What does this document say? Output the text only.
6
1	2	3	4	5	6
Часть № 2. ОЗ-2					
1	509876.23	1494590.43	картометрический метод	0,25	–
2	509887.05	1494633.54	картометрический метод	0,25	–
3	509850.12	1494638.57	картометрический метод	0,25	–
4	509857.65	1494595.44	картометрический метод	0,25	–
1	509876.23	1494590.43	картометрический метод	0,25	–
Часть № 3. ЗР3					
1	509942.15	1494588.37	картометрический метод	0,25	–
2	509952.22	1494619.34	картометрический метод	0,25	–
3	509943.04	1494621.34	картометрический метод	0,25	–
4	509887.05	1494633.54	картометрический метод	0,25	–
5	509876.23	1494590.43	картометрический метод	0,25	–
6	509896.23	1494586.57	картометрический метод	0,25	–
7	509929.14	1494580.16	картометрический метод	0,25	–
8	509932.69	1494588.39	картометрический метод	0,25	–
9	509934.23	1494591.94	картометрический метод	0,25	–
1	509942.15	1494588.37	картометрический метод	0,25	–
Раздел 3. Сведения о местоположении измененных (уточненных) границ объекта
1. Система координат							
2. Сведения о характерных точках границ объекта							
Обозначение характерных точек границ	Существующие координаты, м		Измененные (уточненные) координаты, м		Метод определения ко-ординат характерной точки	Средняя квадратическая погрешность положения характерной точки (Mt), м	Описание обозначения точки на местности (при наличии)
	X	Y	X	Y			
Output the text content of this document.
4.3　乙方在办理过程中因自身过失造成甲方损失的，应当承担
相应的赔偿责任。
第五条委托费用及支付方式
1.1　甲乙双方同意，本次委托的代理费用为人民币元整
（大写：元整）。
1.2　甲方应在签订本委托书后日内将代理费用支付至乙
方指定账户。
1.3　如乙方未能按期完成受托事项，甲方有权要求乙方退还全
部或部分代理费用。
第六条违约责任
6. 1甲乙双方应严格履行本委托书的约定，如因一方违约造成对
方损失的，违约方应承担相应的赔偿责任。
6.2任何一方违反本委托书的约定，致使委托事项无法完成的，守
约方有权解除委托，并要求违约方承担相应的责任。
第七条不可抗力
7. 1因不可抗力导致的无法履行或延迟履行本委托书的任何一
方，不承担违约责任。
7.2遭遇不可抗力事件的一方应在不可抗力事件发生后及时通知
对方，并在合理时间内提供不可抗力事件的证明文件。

****************

## WHAT IS BEING ASKED
Determine how many lines above contain "document" as a word or string. Give the number alone.

## WRITTEN ANSWER
2